Dataset records:
>>

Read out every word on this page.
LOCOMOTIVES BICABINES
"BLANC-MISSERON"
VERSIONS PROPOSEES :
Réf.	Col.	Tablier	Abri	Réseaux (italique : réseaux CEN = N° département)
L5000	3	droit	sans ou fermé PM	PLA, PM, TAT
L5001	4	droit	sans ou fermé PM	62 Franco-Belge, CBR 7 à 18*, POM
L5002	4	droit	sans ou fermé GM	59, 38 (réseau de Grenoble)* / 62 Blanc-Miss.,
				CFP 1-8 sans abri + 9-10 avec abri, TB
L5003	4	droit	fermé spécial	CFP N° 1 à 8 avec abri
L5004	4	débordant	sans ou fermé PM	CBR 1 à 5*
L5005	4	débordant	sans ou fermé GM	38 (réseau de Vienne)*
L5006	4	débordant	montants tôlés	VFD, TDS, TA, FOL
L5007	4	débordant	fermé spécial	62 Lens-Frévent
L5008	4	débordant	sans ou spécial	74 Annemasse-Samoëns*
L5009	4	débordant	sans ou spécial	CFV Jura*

<<

Exercise directions –
Look through the entries above; copy every line holding the string "droit".

Full answer –
L5000	3	droit	sans ou fermé PM	PLA, PM, TAT
L5001	4	droit	sans ou fermé PM	62 Franco-Belge, CBR 7 à 18*, POM
L5002	4	droit	sans ou fermé GM	59, 38 (réseau de Grenoble)* / 62 Blanc-Miss.,
L5003	4	droit	fermé spécial	CFP N° 1 à 8 avec abri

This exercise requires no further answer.